Exercise objective →
Without the pictures, set down the records below word for word.

Dataset records on visual material
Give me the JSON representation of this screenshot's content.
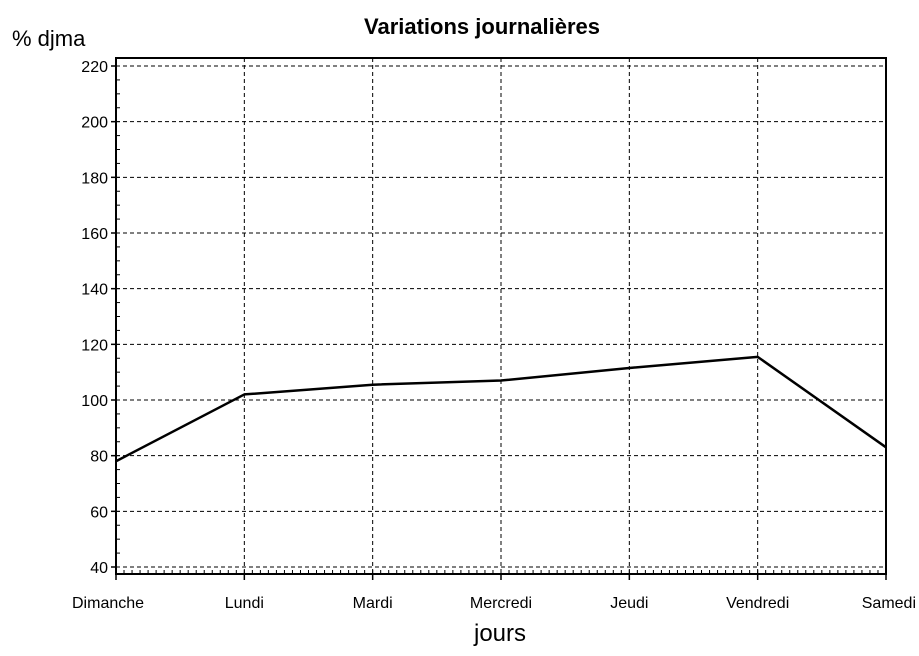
{
  "chart_data": {
    "type": "line",
    "title": "Variations journalières",
    "ylabel": "% djma",
    "xlabel": "jours",
    "categories": [
      "Dimanche",
      "Lundi",
      "Mardi",
      "Mercredi",
      "Jeudi",
      "Vendredi",
      "Samedi"
    ],
    "series": [
      {
        "values": [
          78,
          102,
          105.5,
          107,
          111.5,
          115.5,
          83
        ]
      }
    ],
    "ylim": [
      40,
      220
    ],
    "yticks": [
      40,
      60,
      80,
      100,
      120,
      140,
      160,
      180,
      200,
      220
    ],
    "grid": true,
    "line_color": "#000000"
  }
}
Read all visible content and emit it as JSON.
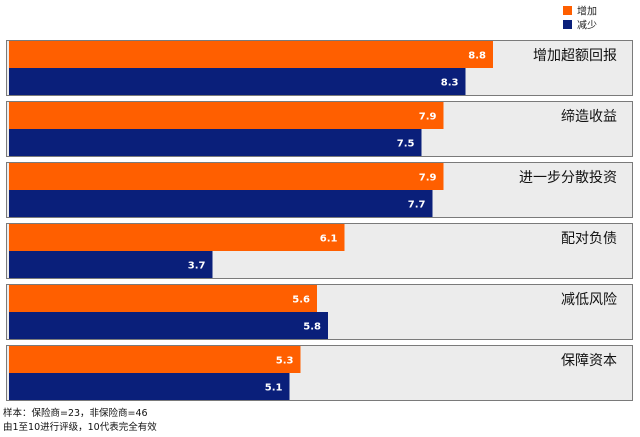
{
  "chart_data": {
    "type": "bar",
    "orientation": "horizontal",
    "categories": [
      "增加超额回报",
      "缔造收益",
      "进一步分散投资",
      "配对负债",
      "减低风险",
      "保障资本"
    ],
    "series": [
      {
        "name": "增加",
        "values": [
          8.8,
          7.9,
          7.9,
          6.1,
          5.6,
          5.3
        ]
      },
      {
        "name": "减少",
        "values": [
          8.3,
          7.5,
          7.7,
          3.7,
          5.8,
          5.1
        ]
      }
    ],
    "xlim": [
      0,
      10
    ],
    "legend_position": "top-right",
    "grid": false
  },
  "colors": {
    "increase": "#FF5F00",
    "decrease": "#0A1F7A",
    "group_bg": "#ECECEC",
    "group_border": "#7A7A7A"
  },
  "footnotes": [
    "样本：保险商=23，非保险商=46",
    "由1至10进行评级，10代表完全有效"
  ]
}
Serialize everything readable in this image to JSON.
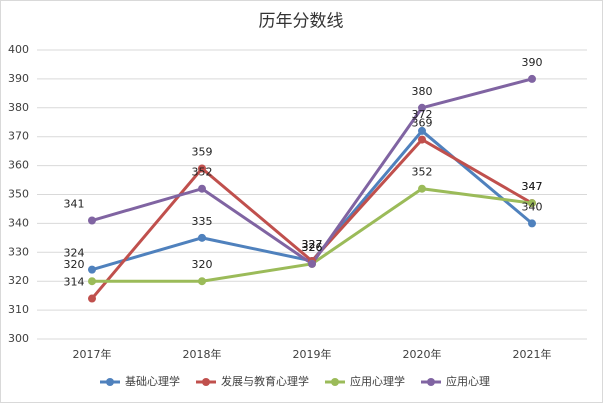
{
  "chart_data": {
    "type": "line",
    "title": "历年分数线",
    "categories": [
      "2017年",
      "2018年",
      "2019年",
      "2020年",
      "2021年"
    ],
    "series": [
      {
        "name": "基础心理学",
        "color": "#4f81bd",
        "values": [
          324,
          335,
          327,
          372,
          340
        ]
      },
      {
        "name": "发展与教育心理学",
        "color": "#c0504d",
        "values": [
          314,
          359,
          327,
          369,
          347
        ]
      },
      {
        "name": "应用心理学",
        "color": "#9bbb59",
        "values": [
          320,
          320,
          326,
          352,
          347
        ]
      },
      {
        "name": "应用心理",
        "color": "#8064a2",
        "values": [
          341,
          352,
          326,
          380,
          390
        ]
      }
    ],
    "ylim": [
      300,
      400
    ],
    "yticks": [
      300,
      310,
      320,
      330,
      340,
      350,
      360,
      370,
      380,
      390,
      400
    ],
    "grid": true
  }
}
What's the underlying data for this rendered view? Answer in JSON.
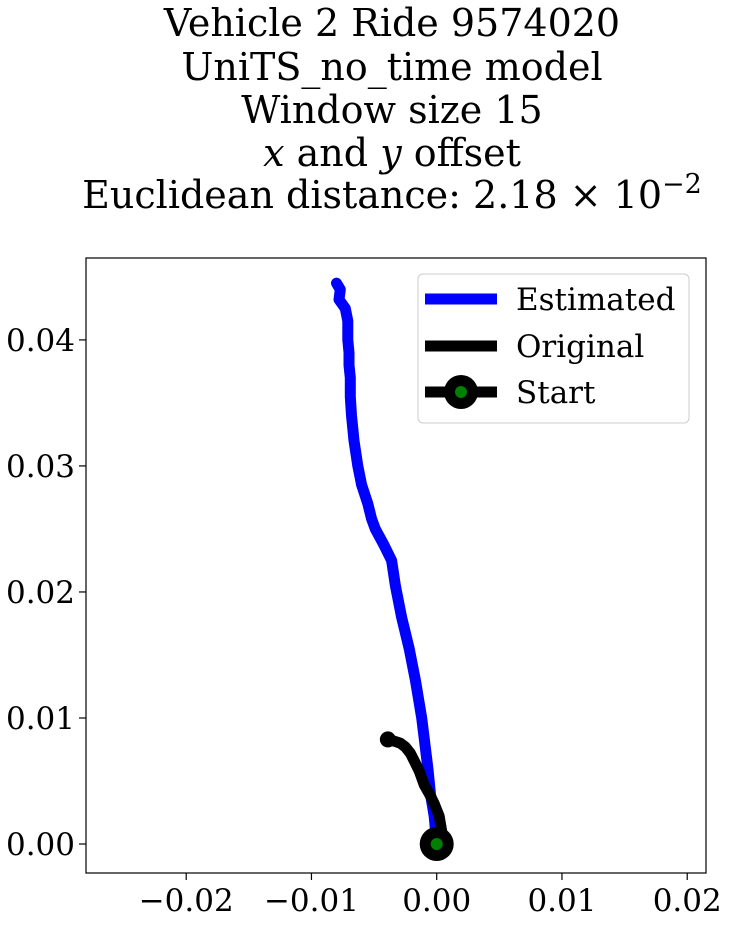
{
  "title": {
    "line1": "Vehicle 2 Ride 9574020",
    "line2": "UniTS_no_time model",
    "line3": "Window size 15",
    "line4_var1": "x",
    "line4_and": " and ",
    "line4_var2": "y",
    "line4_rest": " offset",
    "line5_prefix": "Euclidean distance: 2.18",
    "line5_times": " × ",
    "line5_base": "10",
    "line5_exp": "−2"
  },
  "colors": {
    "estimated": "#0000ff",
    "original": "#000000",
    "start_outer": "#000000",
    "start_inner": "#008000"
  },
  "chart_data": {
    "type": "line",
    "title": "Vehicle 2 Ride 9574020 UniTS_no_time model Window size 15 x and y offset Euclidean distance: 2.18×10^-2",
    "xlabel": "",
    "ylabel": "",
    "xlim": [
      -0.028,
      0.0215
    ],
    "ylim": [
      -0.0023,
      0.0465
    ],
    "xticks": [
      -0.02,
      -0.01,
      0.0,
      0.01,
      0.02
    ],
    "xtick_labels": [
      "−0.02",
      "−0.01",
      "0.00",
      "0.01",
      "0.02"
    ],
    "yticks": [
      0.0,
      0.01,
      0.02,
      0.03,
      0.04
    ],
    "ytick_labels": [
      "0.00",
      "0.01",
      "0.02",
      "0.03",
      "0.04"
    ],
    "grid": false,
    "legend": {
      "position": "top-right",
      "entries": [
        "Estimated",
        "Original",
        "Start"
      ]
    },
    "series": [
      {
        "name": "Estimated",
        "color": "#0000ff",
        "x": [
          0.0,
          -0.0002,
          -0.0005,
          -0.0007,
          -0.0012,
          -0.0017,
          -0.0022,
          -0.0028,
          -0.0033,
          -0.0036,
          -0.0042,
          -0.0049,
          -0.0052,
          -0.0055,
          -0.006,
          -0.0063,
          -0.0066,
          -0.0068,
          -0.0069,
          -0.0069,
          -0.007,
          -0.007,
          -0.0071,
          -0.0071,
          -0.0073,
          -0.0078,
          -0.0077,
          -0.008
        ],
        "y": [
          0.0,
          0.0022,
          0.004,
          0.006,
          0.01,
          0.013,
          0.0155,
          0.018,
          0.0205,
          0.0225,
          0.0237,
          0.025,
          0.0258,
          0.027,
          0.0285,
          0.03,
          0.032,
          0.034,
          0.0355,
          0.037,
          0.038,
          0.039,
          0.04,
          0.0415,
          0.0425,
          0.0432,
          0.044,
          0.0445
        ]
      },
      {
        "name": "Original",
        "color": "#000000",
        "x": [
          0.0,
          0.0004,
          0.0002,
          -0.0002,
          -0.0006,
          -0.001,
          -0.0014,
          -0.0018,
          -0.0021,
          -0.0025,
          -0.0029,
          -0.0032,
          -0.0039
        ],
        "y": [
          0.0,
          0.001,
          0.0022,
          0.0032,
          0.004,
          0.0047,
          0.0058,
          0.0066,
          0.0072,
          0.0077,
          0.008,
          0.0081,
          0.0083
        ]
      }
    ],
    "start_point": {
      "name": "Start",
      "x": 0.0,
      "y": 0.0
    }
  }
}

Answer to this problem →
Give me the JSON representation of this screenshot's content.
{
  "chart_data": {
    "type": "line",
    "title": "Variations journalières",
    "ylabel": "% djma",
    "xlabel": "jours",
    "categories": [
      "Dimanche",
      "Lundi",
      "Mardi",
      "Mercredi",
      "Jeudi",
      "Vendredi",
      "Samedi"
    ],
    "series": [
      {
        "values": [
          78,
          102,
          105.5,
          107,
          111.5,
          115.5,
          83
        ]
      }
    ],
    "ylim": [
      40,
      220
    ],
    "yticks": [
      40,
      60,
      80,
      100,
      120,
      140,
      160,
      180,
      200,
      220
    ],
    "grid": true,
    "line_color": "#000000"
  }
}
Read all visible content and emit it as JSON.
{
  "chart_data": {
    "type": "bar",
    "orientation": "horizontal",
    "categories": [
      "增加超额回报",
      "缔造收益",
      "进一步分散投资",
      "配对负债",
      "减低风险",
      "保障资本"
    ],
    "series": [
      {
        "name": "增加",
        "values": [
          8.8,
          7.9,
          7.9,
          6.1,
          5.6,
          5.3
        ]
      },
      {
        "name": "减少",
        "values": [
          8.3,
          7.5,
          7.7,
          3.7,
          5.8,
          5.1
        ]
      }
    ],
    "xlim": [
      0,
      10
    ],
    "legend_position": "top-right",
    "grid": false
  },
  "colors": {
    "increase": "#FF5F00",
    "decrease": "#0A1F7A",
    "group_bg": "#ECECEC",
    "group_border": "#7A7A7A"
  },
  "footnotes": [
    "样本：保险商=23，非保险商=46",
    "由1至10进行评级，10代表完全有效"
  ]
}
Serialize everything readable in this image to JSON.
{
  "chart_data": {
    "type": "line",
    "title": "历年分数线",
    "categories": [
      "2017年",
      "2018年",
      "2019年",
      "2020年",
      "2021年"
    ],
    "series": [
      {
        "name": "基础心理学",
        "color": "#4f81bd",
        "values": [
          324,
          335,
          327,
          372,
          340
        ]
      },
      {
        "name": "发展与教育心理学",
        "color": "#c0504d",
        "values": [
          314,
          359,
          327,
          369,
          347
        ]
      },
      {
        "name": "应用心理学",
        "color": "#9bbb59",
        "values": [
          320,
          320,
          326,
          352,
          347
        ]
      },
      {
        "name": "应用心理",
        "color": "#8064a2",
        "values": [
          341,
          352,
          326,
          380,
          390
        ]
      }
    ],
    "ylim": [
      300,
      400
    ],
    "yticks": [
      300,
      310,
      320,
      330,
      340,
      350,
      360,
      370,
      380,
      390,
      400
    ],
    "grid": true
  }
}
What's the underlying data for this rendered view? Answer in JSON.
{
  "title": {
    "line1": "Vehicle 2 Ride 9574020",
    "line2": "UniTS_no_time model",
    "line3": "Window size 15",
    "line4_var1": "x",
    "line4_and": " and ",
    "line4_var2": "y",
    "line4_rest": " offset",
    "line5_prefix": "Euclidean distance: 2.18",
    "line5_times": " × ",
    "line5_base": "10",
    "line5_exp": "−2"
  },
  "colors": {
    "estimated": "#0000ff",
    "original": "#000000",
    "start_outer": "#000000",
    "start_inner": "#008000"
  },
  "chart_data": {
    "type": "line",
    "title": "Vehicle 2 Ride 9574020 UniTS_no_time model Window size 15 x and y offset Euclidean distance: 2.18×10^-2",
    "xlabel": "",
    "ylabel": "",
    "xlim": [
      -0.028,
      0.0215
    ],
    "ylim": [
      -0.0023,
      0.0465
    ],
    "xticks": [
      -0.02,
      -0.01,
      0.0,
      0.01,
      0.02
    ],
    "xtick_labels": [
      "−0.02",
      "−0.01",
      "0.00",
      "0.01",
      "0.02"
    ],
    "yticks": [
      0.0,
      0.01,
      0.02,
      0.03,
      0.04
    ],
    "ytick_labels": [
      "0.00",
      "0.01",
      "0.02",
      "0.03",
      "0.04"
    ],
    "grid": false,
    "legend": {
      "position": "top-right",
      "entries": [
        "Estimated",
        "Original",
        "Start"
      ]
    },
    "series": [
      {
        "name": "Estimated",
        "color": "#0000ff",
        "x": [
          0.0,
          -0.0002,
          -0.0005,
          -0.0007,
          -0.0012,
          -0.0017,
          -0.0022,
          -0.0028,
          -0.0033,
          -0.0036,
          -0.0042,
          -0.0049,
          -0.0052,
          -0.0055,
          -0.006,
          -0.0063,
          -0.0066,
          -0.0068,
          -0.0069,
          -0.0069,
          -0.007,
          -0.007,
          -0.0071,
          -0.0071,
          -0.0073,
          -0.0078,
          -0.0077,
          -0.008
        ],
        "y": [
          0.0,
          0.0022,
          0.004,
          0.006,
          0.01,
          0.013,
          0.0155,
          0.018,
          0.0205,
          0.0225,
          0.0237,
          0.025,
          0.0258,
          0.027,
          0.0285,
          0.03,
          0.032,
          0.034,
          0.0355,
          0.037,
          0.038,
          0.039,
          0.04,
          0.0415,
          0.0425,
          0.0432,
          0.044,
          0.0445
        ]
      },
      {
        "name": "Original",
        "color": "#000000",
        "x": [
          0.0,
          0.0004,
          0.0002,
          -0.0002,
          -0.0006,
          -0.001,
          -0.0014,
          -0.0018,
          -0.0021,
          -0.0025,
          -0.0029,
          -0.0032,
          -0.0039
        ],
        "y": [
          0.0,
          0.001,
          0.0022,
          0.0032,
          0.004,
          0.0047,
          0.0058,
          0.0066,
          0.0072,
          0.0077,
          0.008,
          0.0081,
          0.0083
        ]
      }
    ],
    "start_point": {
      "name": "Start",
      "x": 0.0,
      "y": 0.0
    }
  }
}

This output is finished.